▸ **What you are asked to do**: Format each line of the material below as a JSON list of strings, one string per line, with blank lines omitted. Leave the pictures out of your answer.

▸ **Entries provided**:

+++

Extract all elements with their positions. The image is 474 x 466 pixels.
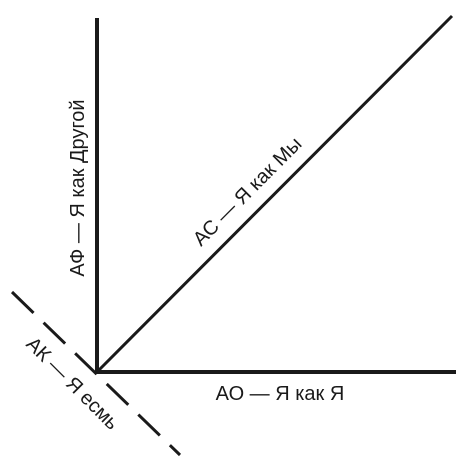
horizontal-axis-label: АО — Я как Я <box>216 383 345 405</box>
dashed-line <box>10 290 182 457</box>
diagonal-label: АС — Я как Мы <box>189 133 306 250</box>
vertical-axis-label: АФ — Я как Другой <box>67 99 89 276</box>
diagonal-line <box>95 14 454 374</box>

+++

▸ **The reply**:
[
  "Extract all elements with their positions. The image is 474 x 466 pixels.",
  "horizontal-axis-label: АО — Я как Я <box>216 383 345 405</box>",
  "dashed-line <box>10 290 182 457</box>",
  "diagonal-label: АС — Я как Мы <box>189 133 306 250</box>",
  "vertical-axis-label: АФ — Я как Другой <box>67 99 89 276</box>",
  "diagonal-line <box>95 14 454 374</box>"
]